Extracted data entries:
########

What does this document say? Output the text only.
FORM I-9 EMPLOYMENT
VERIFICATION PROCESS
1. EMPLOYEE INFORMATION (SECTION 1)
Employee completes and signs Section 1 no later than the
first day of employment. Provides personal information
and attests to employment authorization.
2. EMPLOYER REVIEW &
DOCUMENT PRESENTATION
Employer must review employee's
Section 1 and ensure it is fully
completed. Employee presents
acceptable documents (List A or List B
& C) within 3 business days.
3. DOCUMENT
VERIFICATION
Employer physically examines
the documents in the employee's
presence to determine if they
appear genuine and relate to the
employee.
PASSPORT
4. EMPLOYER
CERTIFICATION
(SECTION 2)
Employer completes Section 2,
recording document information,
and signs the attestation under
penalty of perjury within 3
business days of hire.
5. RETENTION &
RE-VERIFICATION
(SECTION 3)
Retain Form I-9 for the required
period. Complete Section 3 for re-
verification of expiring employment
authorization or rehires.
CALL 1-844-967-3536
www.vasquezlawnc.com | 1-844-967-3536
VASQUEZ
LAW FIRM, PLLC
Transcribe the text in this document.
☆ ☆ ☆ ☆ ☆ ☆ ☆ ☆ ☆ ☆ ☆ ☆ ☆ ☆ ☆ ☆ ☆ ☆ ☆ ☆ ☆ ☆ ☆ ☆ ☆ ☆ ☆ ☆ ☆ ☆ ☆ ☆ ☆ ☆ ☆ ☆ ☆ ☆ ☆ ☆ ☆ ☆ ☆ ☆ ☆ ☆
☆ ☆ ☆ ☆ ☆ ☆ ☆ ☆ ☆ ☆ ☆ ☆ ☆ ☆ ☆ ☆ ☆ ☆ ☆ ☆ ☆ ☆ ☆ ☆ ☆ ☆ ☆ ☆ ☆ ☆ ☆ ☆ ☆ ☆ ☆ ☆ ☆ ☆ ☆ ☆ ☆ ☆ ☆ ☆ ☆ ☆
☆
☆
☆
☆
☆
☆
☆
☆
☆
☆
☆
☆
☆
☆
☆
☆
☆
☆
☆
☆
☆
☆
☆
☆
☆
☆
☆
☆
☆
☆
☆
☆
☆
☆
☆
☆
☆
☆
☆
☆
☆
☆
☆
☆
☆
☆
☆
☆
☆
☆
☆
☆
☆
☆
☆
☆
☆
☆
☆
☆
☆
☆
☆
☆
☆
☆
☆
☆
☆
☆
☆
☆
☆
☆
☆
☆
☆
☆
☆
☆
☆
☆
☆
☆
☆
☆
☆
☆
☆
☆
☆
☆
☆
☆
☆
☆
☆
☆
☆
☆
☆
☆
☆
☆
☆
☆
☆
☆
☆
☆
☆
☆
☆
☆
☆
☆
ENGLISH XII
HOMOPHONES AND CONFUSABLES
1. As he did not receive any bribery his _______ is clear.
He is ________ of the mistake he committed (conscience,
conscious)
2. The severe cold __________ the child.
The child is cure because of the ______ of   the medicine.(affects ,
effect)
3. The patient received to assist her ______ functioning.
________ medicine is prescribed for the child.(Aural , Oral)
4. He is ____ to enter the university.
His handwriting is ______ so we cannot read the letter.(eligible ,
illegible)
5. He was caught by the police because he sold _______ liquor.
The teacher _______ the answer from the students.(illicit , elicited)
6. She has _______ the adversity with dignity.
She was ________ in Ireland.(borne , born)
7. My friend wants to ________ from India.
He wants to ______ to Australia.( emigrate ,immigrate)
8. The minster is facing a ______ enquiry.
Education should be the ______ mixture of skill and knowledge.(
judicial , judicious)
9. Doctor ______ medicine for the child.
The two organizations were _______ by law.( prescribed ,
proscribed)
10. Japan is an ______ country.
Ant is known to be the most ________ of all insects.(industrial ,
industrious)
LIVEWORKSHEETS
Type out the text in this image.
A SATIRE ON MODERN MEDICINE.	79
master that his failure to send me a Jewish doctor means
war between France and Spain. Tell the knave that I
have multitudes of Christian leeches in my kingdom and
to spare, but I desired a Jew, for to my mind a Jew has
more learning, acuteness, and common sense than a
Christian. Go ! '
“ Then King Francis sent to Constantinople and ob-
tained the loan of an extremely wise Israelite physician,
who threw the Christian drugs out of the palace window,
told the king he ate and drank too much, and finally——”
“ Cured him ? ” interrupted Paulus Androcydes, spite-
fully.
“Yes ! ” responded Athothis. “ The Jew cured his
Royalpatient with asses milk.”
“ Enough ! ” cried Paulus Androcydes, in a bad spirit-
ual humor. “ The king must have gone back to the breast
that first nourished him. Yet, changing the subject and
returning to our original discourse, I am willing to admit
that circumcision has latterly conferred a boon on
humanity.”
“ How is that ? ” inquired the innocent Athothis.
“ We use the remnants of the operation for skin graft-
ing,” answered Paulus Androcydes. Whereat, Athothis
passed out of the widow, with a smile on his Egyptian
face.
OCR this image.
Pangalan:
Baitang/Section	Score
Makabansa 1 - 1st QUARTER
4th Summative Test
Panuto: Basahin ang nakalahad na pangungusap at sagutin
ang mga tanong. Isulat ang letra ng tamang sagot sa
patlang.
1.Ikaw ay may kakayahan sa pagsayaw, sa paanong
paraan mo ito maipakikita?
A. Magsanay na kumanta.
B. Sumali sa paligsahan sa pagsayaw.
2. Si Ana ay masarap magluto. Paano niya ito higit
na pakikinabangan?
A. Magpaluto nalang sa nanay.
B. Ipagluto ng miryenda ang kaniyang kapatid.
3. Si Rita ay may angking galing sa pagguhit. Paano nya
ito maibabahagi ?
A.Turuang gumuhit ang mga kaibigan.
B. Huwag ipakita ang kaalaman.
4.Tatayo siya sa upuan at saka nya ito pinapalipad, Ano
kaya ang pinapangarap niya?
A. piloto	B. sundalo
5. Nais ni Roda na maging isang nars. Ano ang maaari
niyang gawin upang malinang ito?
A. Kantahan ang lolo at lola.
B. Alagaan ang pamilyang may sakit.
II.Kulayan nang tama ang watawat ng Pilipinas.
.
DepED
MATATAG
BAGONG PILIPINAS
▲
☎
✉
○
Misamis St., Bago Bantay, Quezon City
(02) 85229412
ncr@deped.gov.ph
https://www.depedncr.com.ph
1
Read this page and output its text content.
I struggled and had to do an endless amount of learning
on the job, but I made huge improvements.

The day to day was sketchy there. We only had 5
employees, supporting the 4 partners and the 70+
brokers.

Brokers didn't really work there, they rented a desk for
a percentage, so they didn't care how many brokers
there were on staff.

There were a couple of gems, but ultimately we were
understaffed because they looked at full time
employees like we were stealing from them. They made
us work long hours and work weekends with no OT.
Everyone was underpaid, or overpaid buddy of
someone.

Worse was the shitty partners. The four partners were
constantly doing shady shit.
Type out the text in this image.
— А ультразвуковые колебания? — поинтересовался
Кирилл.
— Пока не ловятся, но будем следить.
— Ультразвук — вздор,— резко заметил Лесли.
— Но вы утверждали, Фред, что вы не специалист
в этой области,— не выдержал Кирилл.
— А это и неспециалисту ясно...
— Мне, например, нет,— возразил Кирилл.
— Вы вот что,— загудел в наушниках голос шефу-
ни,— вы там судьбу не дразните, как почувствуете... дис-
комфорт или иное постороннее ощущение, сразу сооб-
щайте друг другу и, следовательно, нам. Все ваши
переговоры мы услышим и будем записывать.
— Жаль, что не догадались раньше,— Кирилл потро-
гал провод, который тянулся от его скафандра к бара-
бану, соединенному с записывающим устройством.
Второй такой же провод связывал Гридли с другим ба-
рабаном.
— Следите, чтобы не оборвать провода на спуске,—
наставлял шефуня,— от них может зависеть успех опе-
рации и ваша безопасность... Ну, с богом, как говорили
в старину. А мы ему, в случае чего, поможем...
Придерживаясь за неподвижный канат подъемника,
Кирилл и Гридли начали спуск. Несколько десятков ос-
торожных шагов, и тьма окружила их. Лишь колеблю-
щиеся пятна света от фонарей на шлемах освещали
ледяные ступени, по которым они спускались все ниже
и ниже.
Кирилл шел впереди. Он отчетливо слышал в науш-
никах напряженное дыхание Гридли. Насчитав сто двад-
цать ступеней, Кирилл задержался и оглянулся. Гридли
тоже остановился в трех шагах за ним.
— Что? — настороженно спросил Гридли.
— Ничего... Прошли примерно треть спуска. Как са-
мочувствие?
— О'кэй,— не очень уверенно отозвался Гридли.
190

########

## Your objective
On how many lines does the word "ниже" appear? Answer with only the number.

## Written response
2